▶ Objective: In how many lines does the string "المطبوع" appear? Answer with the number only.

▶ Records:
----

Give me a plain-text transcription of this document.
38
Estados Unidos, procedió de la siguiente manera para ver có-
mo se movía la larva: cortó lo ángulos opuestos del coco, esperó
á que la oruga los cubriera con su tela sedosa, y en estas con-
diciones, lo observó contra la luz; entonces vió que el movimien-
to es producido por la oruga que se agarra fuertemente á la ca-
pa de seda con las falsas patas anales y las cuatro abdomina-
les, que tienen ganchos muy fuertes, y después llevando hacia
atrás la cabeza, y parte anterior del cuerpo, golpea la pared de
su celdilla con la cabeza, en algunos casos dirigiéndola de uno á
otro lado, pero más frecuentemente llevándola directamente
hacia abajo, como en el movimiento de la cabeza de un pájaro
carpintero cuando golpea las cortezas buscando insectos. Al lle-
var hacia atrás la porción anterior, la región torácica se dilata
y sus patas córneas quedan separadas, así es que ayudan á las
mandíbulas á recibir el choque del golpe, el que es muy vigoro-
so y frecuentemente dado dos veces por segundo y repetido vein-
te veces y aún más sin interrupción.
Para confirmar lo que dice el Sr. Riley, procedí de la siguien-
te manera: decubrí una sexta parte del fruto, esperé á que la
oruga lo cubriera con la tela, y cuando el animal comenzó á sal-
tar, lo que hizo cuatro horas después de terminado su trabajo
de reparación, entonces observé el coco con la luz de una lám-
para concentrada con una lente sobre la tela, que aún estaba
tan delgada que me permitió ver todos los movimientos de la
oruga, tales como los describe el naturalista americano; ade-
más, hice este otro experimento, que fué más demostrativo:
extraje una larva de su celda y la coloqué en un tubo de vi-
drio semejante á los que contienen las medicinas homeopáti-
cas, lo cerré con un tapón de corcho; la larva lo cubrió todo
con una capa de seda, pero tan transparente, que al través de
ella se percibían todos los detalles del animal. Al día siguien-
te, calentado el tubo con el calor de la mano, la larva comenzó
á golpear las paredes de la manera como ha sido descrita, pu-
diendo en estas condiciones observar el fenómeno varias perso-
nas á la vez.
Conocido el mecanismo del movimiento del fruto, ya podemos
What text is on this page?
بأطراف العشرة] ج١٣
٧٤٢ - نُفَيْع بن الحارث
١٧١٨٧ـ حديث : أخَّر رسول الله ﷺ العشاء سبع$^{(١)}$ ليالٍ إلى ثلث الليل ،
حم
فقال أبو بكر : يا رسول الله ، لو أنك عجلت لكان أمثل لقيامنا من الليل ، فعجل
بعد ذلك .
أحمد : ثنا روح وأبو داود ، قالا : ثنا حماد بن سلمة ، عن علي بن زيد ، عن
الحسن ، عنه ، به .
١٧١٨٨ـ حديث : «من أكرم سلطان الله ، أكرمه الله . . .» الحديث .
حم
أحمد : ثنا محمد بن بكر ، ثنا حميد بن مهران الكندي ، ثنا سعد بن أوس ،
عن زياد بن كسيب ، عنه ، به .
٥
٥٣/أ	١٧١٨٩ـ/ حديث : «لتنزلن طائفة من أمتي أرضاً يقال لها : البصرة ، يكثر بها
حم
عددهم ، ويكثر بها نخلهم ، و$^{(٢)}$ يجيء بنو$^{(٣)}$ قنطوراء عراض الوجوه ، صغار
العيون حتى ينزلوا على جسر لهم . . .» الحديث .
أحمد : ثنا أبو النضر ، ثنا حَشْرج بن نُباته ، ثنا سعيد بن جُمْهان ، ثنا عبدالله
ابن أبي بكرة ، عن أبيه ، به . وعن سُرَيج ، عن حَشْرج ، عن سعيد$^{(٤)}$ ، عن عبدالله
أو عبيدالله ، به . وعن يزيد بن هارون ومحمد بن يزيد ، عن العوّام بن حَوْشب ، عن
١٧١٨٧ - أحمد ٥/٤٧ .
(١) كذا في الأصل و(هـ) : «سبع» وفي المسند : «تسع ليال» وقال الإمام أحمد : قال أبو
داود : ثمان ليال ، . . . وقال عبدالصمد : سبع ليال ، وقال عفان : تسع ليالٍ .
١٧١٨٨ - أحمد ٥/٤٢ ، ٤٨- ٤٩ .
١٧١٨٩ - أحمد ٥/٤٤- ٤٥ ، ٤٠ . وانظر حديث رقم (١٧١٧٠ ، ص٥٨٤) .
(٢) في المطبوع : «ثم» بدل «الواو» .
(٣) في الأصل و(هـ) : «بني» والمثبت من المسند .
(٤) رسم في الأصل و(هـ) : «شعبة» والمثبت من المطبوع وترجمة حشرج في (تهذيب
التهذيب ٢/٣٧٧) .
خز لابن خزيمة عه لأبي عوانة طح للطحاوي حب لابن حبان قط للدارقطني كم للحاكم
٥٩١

----

▶ Response to this exercise: 2